━━ Exercise material
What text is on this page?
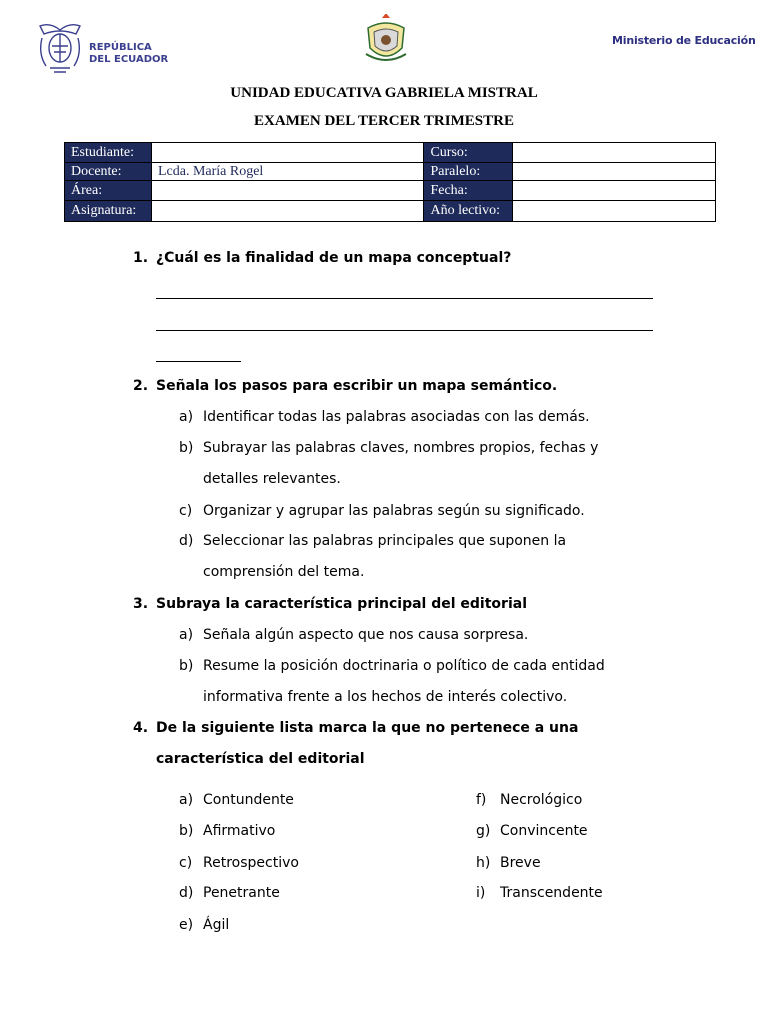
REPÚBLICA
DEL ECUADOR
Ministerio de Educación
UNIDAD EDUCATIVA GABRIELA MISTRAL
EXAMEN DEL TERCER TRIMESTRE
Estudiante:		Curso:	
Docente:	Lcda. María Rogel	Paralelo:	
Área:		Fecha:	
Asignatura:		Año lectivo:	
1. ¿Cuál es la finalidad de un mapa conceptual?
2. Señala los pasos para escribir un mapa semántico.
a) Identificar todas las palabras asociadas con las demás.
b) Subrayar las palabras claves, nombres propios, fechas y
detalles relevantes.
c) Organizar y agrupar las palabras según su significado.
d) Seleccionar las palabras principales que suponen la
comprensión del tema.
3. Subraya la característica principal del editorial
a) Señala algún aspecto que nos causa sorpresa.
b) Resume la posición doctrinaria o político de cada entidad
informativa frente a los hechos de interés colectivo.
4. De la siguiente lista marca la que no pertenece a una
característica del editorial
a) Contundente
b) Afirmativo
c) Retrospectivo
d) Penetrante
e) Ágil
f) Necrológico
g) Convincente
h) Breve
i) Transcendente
━━━━
━━ Exercise material
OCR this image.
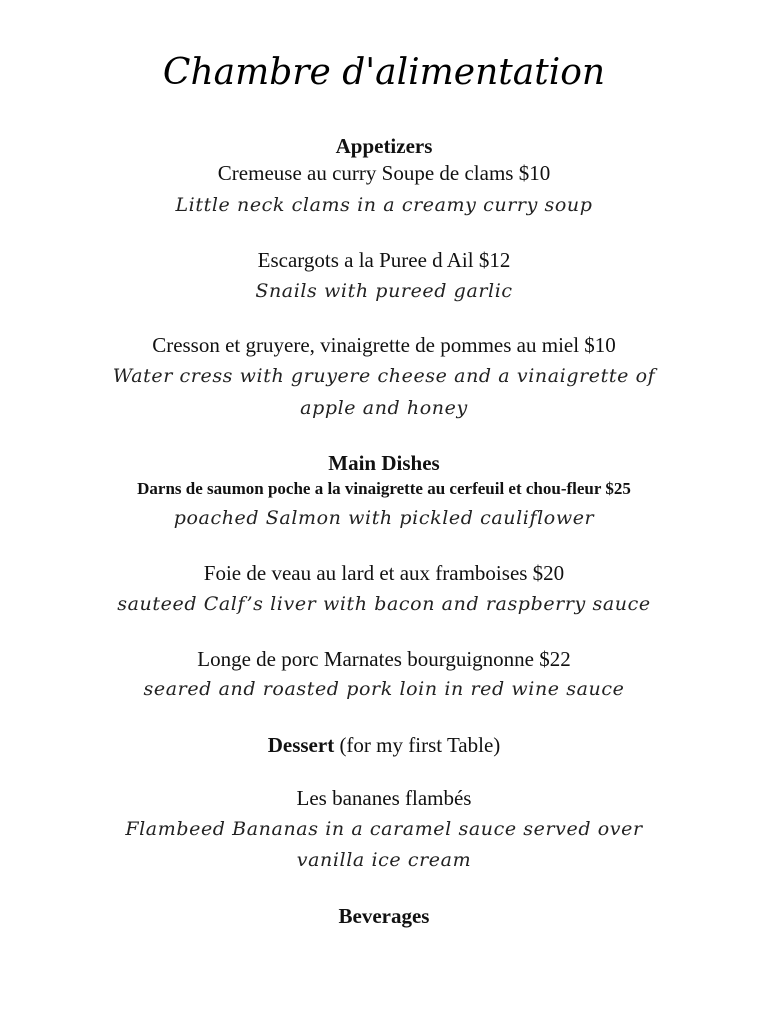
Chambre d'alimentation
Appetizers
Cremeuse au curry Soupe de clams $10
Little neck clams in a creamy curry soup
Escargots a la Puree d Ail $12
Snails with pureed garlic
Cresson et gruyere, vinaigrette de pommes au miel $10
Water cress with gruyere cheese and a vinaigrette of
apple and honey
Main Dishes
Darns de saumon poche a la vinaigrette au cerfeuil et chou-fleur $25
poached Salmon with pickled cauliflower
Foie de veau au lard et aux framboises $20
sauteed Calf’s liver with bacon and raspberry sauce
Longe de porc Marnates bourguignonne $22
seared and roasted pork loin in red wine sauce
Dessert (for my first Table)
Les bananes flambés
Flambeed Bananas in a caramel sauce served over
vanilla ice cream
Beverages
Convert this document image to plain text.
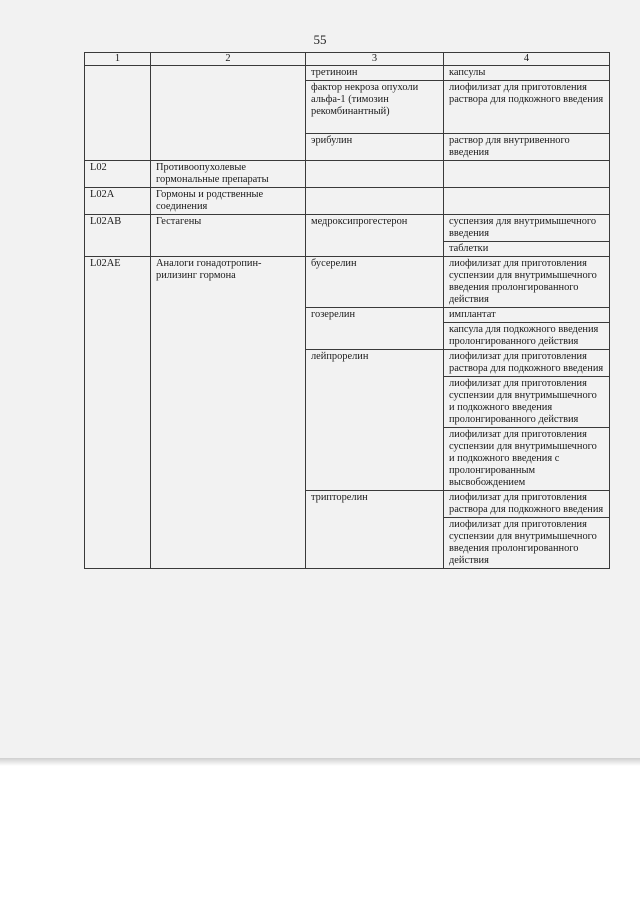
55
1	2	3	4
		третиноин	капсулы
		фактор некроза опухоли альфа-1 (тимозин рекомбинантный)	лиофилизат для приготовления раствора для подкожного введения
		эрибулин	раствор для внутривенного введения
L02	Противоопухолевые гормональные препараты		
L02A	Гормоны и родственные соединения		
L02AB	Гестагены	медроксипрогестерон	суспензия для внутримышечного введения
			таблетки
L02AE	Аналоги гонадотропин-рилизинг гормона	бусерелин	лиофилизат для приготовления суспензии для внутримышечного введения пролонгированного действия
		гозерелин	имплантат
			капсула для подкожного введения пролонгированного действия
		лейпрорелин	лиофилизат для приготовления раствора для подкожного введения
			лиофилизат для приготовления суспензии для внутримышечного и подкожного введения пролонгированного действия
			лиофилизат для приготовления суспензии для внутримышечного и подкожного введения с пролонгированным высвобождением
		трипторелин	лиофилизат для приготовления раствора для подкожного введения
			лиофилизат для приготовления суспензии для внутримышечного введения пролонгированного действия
━━━━
Write out every line from the entries where "this" appears.

• [Full output]:
What text is on this page?
OCR this image.
Convert this document image to plain text.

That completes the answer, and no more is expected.